*TASK GOAL:* Reproduce all of the listing below without alteration.

*EXTRACTED ENTRIES:*
_ _ _ _ _ _ _

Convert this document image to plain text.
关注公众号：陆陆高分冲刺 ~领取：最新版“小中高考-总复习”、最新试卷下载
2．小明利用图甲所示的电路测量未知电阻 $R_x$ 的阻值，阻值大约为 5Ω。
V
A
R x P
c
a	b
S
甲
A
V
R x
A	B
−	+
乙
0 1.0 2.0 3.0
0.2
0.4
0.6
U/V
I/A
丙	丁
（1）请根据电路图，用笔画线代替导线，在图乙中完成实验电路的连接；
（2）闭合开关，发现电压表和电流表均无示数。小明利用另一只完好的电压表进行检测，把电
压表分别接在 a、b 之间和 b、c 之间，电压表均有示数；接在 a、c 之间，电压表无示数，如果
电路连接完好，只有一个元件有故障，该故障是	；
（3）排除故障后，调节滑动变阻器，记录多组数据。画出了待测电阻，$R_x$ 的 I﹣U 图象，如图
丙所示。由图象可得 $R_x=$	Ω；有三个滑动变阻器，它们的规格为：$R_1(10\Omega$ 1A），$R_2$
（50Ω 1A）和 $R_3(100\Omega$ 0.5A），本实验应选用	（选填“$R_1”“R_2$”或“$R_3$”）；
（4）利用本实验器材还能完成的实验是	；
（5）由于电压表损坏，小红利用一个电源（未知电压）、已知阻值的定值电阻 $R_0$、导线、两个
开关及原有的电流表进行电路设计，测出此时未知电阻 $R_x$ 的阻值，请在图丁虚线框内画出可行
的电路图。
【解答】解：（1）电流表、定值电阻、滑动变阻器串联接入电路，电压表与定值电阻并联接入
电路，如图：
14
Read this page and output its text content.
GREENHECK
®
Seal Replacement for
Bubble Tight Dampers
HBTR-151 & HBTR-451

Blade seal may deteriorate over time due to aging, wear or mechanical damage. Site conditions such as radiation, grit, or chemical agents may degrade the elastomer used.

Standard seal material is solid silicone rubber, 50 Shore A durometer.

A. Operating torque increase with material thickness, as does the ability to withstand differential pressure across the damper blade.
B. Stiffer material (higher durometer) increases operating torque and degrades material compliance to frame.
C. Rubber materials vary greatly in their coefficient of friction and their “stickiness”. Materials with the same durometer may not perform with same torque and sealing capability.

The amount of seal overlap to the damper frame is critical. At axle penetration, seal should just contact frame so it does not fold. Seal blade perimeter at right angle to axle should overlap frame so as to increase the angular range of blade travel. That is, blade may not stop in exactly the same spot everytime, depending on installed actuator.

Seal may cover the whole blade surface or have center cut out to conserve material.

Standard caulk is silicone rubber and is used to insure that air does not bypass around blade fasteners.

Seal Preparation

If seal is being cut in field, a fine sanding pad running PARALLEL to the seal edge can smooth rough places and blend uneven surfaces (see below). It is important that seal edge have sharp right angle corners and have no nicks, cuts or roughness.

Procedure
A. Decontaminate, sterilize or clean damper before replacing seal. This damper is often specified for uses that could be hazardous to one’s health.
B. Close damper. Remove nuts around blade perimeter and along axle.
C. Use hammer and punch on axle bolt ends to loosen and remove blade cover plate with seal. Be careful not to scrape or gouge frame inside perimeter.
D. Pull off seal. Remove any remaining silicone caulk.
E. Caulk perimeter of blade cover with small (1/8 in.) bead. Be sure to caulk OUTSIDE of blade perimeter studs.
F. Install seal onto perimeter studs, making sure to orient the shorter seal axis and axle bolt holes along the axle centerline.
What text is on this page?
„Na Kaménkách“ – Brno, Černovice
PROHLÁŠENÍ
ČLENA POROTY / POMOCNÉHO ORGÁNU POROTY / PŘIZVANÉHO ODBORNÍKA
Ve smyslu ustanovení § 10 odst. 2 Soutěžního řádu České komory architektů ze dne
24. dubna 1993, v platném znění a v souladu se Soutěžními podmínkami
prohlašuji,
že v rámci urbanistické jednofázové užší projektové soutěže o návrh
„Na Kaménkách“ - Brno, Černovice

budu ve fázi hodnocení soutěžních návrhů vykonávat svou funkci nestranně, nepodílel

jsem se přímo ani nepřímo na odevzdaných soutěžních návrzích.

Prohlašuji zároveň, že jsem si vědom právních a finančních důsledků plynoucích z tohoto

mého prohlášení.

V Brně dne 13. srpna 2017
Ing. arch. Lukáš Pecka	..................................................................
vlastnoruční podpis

_ _ _ _ _ _ _

*OUTPUT BELOW:*
Convert this document image to plain text.
关注公众号：陆陆高分冲刺 ~领取：最新版“小中高考-总复习”、最新试卷下载
2．小明利用图甲所示的电路测量未知电阻 $R_x$ 的阻值，阻值大约为 5Ω。
V
A
R x P
c
a	b
S
甲
A
V
R x
A	B
−	+
乙
0 1.0 2.0 3.0
0.2
0.4
0.6
U/V
I/A
丙	丁
（1）请根据电路图，用笔画线代替导线，在图乙中完成实验电路的连接；
（2）闭合开关，发现电压表和电流表均无示数。小明利用另一只完好的电压表进行检测，把电
压表分别接在 a、b 之间和 b、c 之间，电压表均有示数；接在 a、c 之间，电压表无示数，如果
电路连接完好，只有一个元件有故障，该故障是	；
（3）排除故障后，调节滑动变阻器，记录多组数据。画出了待测电阻，$R_x$ 的 I﹣U 图象，如图
丙所示。由图象可得 $R_x=$	Ω；有三个滑动变阻器，它们的规格为：$R_1(10\Omega$ 1A），$R_2$
（50Ω 1A）和 $R_3(100\Omega$ 0.5A），本实验应选用	（选填“$R_1”“R_2$”或“$R_3$”）；
（4）利用本实验器材还能完成的实验是	；
（5）由于电压表损坏，小红利用一个电源（未知电压）、已知阻值的定值电阻 $R_0$、导线、两个
开关及原有的电流表进行电路设计，测出此时未知电阻 $R_x$ 的阻值，请在图丁虚线框内画出可行
的电路图。
【解答】解：（1）电流表、定值电阻、滑动变阻器串联接入电路，电压表与定值电阻并联接入
电路，如图：
14
Read this page and output its text content.
GREENHECK
®
Seal Replacement for
Bubble Tight Dampers
HBTR-151 & HBTR-451

Blade seal may deteriorate over time due to aging, wear or mechanical damage. Site conditions such as radiation, grit, or chemical agents may degrade the elastomer used.

Standard seal material is solid silicone rubber, 50 Shore A durometer.

A. Operating torque increase with material thickness, as does the ability to withstand differential pressure across the damper blade.
B. Stiffer material (higher durometer) increases operating torque and degrades material compliance to frame.
C. Rubber materials vary greatly in their coefficient of friction and their “stickiness”. Materials with the same durometer may not perform with same torque and sealing capability.

The amount of seal overlap to the damper frame is critical. At axle penetration, seal should just contact frame so it does not fold. Seal blade perimeter at right angle to axle should overlap frame so as to increase the angular range of blade travel. That is, blade may not stop in exactly the same spot everytime, depending on installed actuator.

Seal may cover the whole blade surface or have center cut out to conserve material.

Standard caulk is silicone rubber and is used to insure that air does not bypass around blade fasteners.

Seal Preparation

If seal is being cut in field, a fine sanding pad running PARALLEL to the seal edge can smooth rough places and blend uneven surfaces (see below). It is important that seal edge have sharp right angle corners and have no nicks, cuts or roughness.

Procedure
A. Decontaminate, sterilize or clean damper before replacing seal. This damper is often specified for uses that could be hazardous to one’s health.
B. Close damper. Remove nuts around blade perimeter and along axle.
C. Use hammer and punch on axle bolt ends to loosen and remove blade cover plate with seal. Be careful not to scrape or gouge frame inside perimeter.
D. Pull off seal. Remove any remaining silicone caulk.
E. Caulk perimeter of blade cover with small (1/8 in.) bead. Be sure to caulk OUTSIDE of blade perimeter studs.
F. Install seal onto perimeter studs, making sure to orient the shorter seal axis and axle bolt holes along the axle centerline.
What text is on this page?
„Na Kaménkách“ – Brno, Černovice
PROHLÁŠENÍ
ČLENA POROTY / POMOCNÉHO ORGÁNU POROTY / PŘIZVANÉHO ODBORNÍKA
Ve smyslu ustanovení § 10 odst. 2 Soutěžního řádu České komory architektů ze dne
24. dubna 1993, v platném znění a v souladu se Soutěžními podmínkami
prohlašuji,
že v rámci urbanistické jednofázové užší projektové soutěže o návrh
„Na Kaménkách“ - Brno, Černovice

budu ve fázi hodnocení soutěžních návrhů vykonávat svou funkci nestranně, nepodílel

jsem se přímo ani nepřímo na odevzdaných soutěžních návrzích.

Prohlašuji zároveň, že jsem si vědom právních a finančních důsledků plynoucích z tohoto

mého prohlášení.

V Brně dne 13. srpna 2017
Ing. arch. Lukáš Pecka	..................................................................
vlastnoruční podpis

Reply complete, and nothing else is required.